Entries provided:
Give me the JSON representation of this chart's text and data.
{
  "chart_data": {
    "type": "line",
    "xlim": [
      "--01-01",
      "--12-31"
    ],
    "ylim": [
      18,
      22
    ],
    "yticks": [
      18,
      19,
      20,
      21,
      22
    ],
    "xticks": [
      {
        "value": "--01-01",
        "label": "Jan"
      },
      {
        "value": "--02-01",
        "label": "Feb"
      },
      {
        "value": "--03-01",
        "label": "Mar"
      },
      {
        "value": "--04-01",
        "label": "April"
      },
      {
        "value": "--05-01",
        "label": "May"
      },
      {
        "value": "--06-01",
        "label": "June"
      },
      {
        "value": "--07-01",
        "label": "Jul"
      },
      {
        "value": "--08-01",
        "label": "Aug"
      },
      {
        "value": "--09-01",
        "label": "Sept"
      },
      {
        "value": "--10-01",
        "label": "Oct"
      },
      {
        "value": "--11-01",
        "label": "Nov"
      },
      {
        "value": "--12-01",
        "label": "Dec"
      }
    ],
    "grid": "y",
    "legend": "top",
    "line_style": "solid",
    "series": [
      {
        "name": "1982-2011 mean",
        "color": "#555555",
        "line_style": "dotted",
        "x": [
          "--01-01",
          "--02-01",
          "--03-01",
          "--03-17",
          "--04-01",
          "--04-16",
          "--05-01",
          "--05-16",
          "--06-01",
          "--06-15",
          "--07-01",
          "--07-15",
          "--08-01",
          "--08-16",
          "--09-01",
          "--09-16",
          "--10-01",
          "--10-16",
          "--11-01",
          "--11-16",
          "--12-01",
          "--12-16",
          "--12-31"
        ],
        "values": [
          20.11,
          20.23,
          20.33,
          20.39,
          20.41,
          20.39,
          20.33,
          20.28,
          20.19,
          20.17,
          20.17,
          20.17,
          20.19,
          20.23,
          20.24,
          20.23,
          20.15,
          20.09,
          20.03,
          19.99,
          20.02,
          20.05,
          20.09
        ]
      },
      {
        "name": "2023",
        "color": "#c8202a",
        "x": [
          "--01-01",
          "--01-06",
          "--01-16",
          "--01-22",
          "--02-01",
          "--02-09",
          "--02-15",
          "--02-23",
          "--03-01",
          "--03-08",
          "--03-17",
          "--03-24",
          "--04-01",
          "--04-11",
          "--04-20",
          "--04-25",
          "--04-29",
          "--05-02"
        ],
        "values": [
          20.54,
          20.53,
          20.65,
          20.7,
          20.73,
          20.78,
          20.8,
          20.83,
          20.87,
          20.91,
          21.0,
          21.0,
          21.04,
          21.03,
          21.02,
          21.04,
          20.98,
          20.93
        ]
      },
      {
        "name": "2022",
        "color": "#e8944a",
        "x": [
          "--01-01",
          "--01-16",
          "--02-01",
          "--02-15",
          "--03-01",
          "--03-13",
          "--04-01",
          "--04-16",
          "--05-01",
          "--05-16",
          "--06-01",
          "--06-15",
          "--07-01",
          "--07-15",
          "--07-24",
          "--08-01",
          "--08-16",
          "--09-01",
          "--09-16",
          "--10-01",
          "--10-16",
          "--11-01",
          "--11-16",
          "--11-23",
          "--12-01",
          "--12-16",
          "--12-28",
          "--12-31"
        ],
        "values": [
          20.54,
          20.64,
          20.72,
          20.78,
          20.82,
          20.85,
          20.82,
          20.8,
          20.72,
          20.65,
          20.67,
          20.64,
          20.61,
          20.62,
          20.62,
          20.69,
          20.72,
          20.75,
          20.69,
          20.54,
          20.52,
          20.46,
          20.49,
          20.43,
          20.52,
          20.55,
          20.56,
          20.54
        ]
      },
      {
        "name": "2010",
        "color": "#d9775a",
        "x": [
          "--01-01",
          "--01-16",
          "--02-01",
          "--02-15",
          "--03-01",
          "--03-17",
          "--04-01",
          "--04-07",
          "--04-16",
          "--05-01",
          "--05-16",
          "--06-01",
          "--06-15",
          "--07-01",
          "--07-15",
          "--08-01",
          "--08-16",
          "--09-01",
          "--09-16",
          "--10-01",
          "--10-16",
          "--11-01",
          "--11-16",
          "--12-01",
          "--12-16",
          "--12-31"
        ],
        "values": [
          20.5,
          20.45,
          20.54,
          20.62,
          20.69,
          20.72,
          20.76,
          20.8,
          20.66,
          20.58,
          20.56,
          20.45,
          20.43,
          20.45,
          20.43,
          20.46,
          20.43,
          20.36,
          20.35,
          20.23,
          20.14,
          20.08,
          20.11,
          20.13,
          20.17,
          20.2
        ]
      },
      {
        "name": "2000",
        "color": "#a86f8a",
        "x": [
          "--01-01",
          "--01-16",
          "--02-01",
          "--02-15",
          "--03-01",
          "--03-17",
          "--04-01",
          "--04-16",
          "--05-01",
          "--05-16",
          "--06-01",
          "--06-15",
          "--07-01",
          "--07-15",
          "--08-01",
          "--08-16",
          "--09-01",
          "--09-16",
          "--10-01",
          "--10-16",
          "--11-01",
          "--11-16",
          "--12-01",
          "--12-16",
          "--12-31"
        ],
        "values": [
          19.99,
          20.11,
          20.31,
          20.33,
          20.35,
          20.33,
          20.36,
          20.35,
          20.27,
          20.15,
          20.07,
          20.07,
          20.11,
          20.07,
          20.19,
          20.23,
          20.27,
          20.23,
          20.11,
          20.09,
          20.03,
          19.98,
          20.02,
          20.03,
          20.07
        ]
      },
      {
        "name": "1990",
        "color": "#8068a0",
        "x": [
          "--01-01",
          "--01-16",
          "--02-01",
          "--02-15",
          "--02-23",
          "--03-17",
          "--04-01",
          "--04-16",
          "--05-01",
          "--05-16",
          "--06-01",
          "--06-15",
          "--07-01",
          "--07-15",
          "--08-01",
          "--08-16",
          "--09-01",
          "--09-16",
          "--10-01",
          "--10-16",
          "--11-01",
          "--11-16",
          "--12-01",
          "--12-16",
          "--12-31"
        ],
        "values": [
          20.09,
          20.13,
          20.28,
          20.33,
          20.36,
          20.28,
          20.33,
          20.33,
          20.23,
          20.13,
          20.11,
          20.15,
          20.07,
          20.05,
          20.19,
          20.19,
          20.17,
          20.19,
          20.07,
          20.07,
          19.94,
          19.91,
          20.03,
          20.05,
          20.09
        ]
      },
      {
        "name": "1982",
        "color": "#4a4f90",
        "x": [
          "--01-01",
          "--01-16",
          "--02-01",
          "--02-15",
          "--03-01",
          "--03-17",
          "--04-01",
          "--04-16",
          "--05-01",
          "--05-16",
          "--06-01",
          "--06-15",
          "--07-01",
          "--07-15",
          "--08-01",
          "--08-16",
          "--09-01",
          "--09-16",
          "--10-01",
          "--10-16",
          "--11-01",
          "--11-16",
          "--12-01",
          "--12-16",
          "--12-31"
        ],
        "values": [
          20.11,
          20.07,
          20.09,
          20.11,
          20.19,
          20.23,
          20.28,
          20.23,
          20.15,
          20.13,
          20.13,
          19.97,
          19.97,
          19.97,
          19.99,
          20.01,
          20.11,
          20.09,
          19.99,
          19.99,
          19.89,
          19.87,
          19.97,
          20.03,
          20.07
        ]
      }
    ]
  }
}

Task details: Pick out and copy every line that contains the word "name".

Task output:
        "name": "1982-2011 mean",
        "name": "2023",
        "name": "2022",
        "name": "2010",
        "name": "2000",
        "name": "1990",
        "name": "1982",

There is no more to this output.